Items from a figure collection
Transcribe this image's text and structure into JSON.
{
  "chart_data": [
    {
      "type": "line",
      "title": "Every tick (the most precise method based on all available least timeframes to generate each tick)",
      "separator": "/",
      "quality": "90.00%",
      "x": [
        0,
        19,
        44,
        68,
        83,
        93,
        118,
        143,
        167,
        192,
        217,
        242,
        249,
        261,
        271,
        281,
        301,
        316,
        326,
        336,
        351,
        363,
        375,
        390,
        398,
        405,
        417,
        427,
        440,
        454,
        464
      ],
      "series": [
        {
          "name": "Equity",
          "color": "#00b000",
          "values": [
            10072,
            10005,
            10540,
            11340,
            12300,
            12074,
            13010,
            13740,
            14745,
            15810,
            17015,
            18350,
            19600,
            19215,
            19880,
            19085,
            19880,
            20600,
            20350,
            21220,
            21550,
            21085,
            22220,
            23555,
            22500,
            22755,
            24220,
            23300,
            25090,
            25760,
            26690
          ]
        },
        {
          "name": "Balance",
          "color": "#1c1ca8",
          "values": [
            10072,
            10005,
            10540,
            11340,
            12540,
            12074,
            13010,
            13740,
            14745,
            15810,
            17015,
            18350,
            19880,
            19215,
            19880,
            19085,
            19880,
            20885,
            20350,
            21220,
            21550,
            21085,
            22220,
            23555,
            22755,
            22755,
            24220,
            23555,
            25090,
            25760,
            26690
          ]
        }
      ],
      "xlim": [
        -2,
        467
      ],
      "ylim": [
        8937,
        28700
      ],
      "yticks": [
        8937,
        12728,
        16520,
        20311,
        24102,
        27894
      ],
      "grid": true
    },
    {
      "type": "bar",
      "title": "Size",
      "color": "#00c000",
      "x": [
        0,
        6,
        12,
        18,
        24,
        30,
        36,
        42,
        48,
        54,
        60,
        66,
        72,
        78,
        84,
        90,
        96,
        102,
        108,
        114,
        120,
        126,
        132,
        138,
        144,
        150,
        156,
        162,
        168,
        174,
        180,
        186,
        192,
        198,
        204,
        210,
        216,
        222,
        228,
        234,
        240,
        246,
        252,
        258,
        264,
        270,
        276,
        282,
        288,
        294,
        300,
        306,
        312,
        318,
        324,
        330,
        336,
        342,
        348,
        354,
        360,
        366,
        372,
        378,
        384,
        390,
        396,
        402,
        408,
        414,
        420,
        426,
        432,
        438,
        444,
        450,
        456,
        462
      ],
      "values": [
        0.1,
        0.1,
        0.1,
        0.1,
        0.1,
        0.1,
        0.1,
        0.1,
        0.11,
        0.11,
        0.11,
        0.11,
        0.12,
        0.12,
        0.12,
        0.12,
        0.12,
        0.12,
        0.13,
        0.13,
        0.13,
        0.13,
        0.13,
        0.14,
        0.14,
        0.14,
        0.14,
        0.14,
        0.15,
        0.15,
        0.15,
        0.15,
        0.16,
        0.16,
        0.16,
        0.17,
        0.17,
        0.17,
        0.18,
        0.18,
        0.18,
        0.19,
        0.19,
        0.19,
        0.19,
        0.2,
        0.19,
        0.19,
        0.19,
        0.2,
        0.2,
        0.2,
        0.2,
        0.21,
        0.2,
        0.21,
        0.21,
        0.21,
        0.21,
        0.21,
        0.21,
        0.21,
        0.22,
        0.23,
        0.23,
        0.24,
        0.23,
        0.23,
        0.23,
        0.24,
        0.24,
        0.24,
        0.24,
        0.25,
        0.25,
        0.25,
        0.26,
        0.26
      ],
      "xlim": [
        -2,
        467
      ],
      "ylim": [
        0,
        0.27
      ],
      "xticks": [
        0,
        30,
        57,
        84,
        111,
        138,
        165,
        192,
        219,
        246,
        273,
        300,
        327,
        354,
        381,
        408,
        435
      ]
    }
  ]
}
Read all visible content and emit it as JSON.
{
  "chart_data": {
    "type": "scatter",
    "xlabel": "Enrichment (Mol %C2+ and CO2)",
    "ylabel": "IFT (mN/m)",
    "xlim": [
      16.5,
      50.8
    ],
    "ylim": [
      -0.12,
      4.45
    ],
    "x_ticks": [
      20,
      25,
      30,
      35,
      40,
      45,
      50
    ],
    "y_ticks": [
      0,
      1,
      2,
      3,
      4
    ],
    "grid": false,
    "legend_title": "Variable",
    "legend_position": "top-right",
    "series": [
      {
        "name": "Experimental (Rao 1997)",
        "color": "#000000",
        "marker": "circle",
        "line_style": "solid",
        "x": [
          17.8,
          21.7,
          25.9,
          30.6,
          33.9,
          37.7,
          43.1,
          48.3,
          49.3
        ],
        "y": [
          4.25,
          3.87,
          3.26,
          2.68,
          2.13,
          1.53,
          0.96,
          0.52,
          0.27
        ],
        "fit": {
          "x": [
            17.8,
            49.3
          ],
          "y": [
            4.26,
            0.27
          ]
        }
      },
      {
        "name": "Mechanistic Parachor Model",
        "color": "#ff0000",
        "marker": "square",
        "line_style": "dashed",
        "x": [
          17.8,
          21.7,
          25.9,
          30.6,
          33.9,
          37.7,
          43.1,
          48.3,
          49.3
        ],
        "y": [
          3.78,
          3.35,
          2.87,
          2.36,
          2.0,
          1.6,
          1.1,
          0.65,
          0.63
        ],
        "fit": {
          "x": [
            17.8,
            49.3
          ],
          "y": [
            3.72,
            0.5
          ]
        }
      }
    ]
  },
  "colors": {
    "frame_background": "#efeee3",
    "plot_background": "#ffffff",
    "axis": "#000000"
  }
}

_WHAT IS BEING ASKED_: Output all of the material exactly as written.

_COMPLETE ANSWER_:
Transcribe this image's text and structure into JSON.
{
  "chart_data": [
    {
      "type": "line",
      "title": "Every tick (the most precise method based on all available least timeframes to generate each tick)",
      "separator": "/",
      "quality": "90.00%",
      "x": [
        0,
        19,
        44,
        68,
        83,
        93,
        118,
        143,
        167,
        192,
        217,
        242,
        249,
        261,
        271,
        281,
        301,
        316,
        326,
        336,
        351,
        363,
        375,
        390,
        398,
        405,
        417,
        427,
        440,
        454,
        464
      ],
      "series": [
        {
          "name": "Equity",
          "color": "#00b000",
          "values": [
            10072,
            10005,
            10540,
            11340,
            12300,
            12074,
            13010,
            13740,
            14745,
            15810,
            17015,
            18350,
            19600,
            19215,
            19880,
            19085,
            19880,
            20600,
            20350,
            21220,
            21550,
            21085,
            22220,
            23555,
            22500,
            22755,
            24220,
            23300,
            25090,
            25760,
            26690
          ]
        },
        {
          "name": "Balance",
          "color": "#1c1ca8",
          "values": [
            10072,
            10005,
            10540,
            11340,
            12540,
            12074,
            13010,
            13740,
            14745,
            15810,
            17015,
            18350,
            19880,
            19215,
            19880,
            19085,
            19880,
            20885,
            20350,
            21220,
            21550,
            21085,
            22220,
            23555,
            22755,
            22755,
            24220,
            23555,
            25090,
            25760,
            26690
          ]
        }
      ],
      "xlim": [
        -2,
        467
      ],
      "ylim": [
        8937,
        28700
      ],
      "yticks": [
        8937,
        12728,
        16520,
        20311,
        24102,
        27894
      ],
      "grid": true
    },
    {
      "type": "bar",
      "title": "Size",
      "color": "#00c000",
      "x": [
        0,
        6,
        12,
        18,
        24,
        30,
        36,
        42,
        48,
        54,
        60,
        66,
        72,
        78,
        84,
        90,
        96,
        102,
        108,
        114,
        120,
        126,
        132,
        138,
        144,
        150,
        156,
        162,
        168,
        174,
        180,
        186,
        192,
        198,
        204,
        210,
        216,
        222,
        228,
        234,
        240,
        246,
        252,
        258,
        264,
        270,
        276,
        282,
        288,
        294,
        300,
        306,
        312,
        318,
        324,
        330,
        336,
        342,
        348,
        354,
        360,
        366,
        372,
        378,
        384,
        390,
        396,
        402,
        408,
        414,
        420,
        426,
        432,
        438,
        444,
        450,
        456,
        462
      ],
      "values": [
        0.1,
        0.1,
        0.1,
        0.1,
        0.1,
        0.1,
        0.1,
        0.1,
        0.11,
        0.11,
        0.11,
        0.11,
        0.12,
        0.12,
        0.12,
        0.12,
        0.12,
        0.12,
        0.13,
        0.13,
        0.13,
        0.13,
        0.13,
        0.14,
        0.14,
        0.14,
        0.14,
        0.14,
        0.15,
        0.15,
        0.15,
        0.15,
        0.16,
        0.16,
        0.16,
        0.17,
        0.17,
        0.17,
        0.18,
        0.18,
        0.18,
        0.19,
        0.19,
        0.19,
        0.19,
        0.2,
        0.19,
        0.19,
        0.19,
        0.2,
        0.2,
        0.2,
        0.2,
        0.21,
        0.2,
        0.21,
        0.21,
        0.21,
        0.21,
        0.21,
        0.21,
        0.21,
        0.22,
        0.23,
        0.23,
        0.24,
        0.23,
        0.23,
        0.23,
        0.24,
        0.24,
        0.24,
        0.24,
        0.25,
        0.25,
        0.25,
        0.26,
        0.26
      ],
      "xlim": [
        -2,
        467
      ],
      "ylim": [
        0,
        0.27
      ],
      "xticks": [
        0,
        30,
        57,
        84,
        111,
        138,
        165,
        192,
        219,
        246,
        273,
        300,
        327,
        354,
        381,
        408,
        435
      ]
    }
  ]
}
Read all visible content and emit it as JSON.
{
  "chart_data": {
    "type": "scatter",
    "xlabel": "Enrichment (Mol %C2+ and CO2)",
    "ylabel": "IFT (mN/m)",
    "xlim": [
      16.5,
      50.8
    ],
    "ylim": [
      -0.12,
      4.45
    ],
    "x_ticks": [
      20,
      25,
      30,
      35,
      40,
      45,
      50
    ],
    "y_ticks": [
      0,
      1,
      2,
      3,
      4
    ],
    "grid": false,
    "legend_title": "Variable",
    "legend_position": "top-right",
    "series": [
      {
        "name": "Experimental (Rao 1997)",
        "color": "#000000",
        "marker": "circle",
        "line_style": "solid",
        "x": [
          17.8,
          21.7,
          25.9,
          30.6,
          33.9,
          37.7,
          43.1,
          48.3,
          49.3
        ],
        "y": [
          4.25,
          3.87,
          3.26,
          2.68,
          2.13,
          1.53,
          0.96,
          0.52,
          0.27
        ],
        "fit": {
          "x": [
            17.8,
            49.3
          ],
          "y": [
            4.26,
            0.27
          ]
        }
      },
      {
        "name": "Mechanistic Parachor Model",
        "color": "#ff0000",
        "marker": "square",
        "line_style": "dashed",
        "x": [
          17.8,
          21.7,
          25.9,
          30.6,
          33.9,
          37.7,
          43.1,
          48.3,
          49.3
        ],
        "y": [
          3.78,
          3.35,
          2.87,
          2.36,
          2.0,
          1.6,
          1.1,
          0.65,
          0.63
        ],
        "fit": {
          "x": [
            17.8,
            49.3
          ],
          "y": [
            3.72,
            0.5
          ]
        }
      }
    ]
  },
  "colors": {
    "frame_background": "#efeee3",
    "plot_background": "#ffffff",
    "axis": "#000000"
  }
}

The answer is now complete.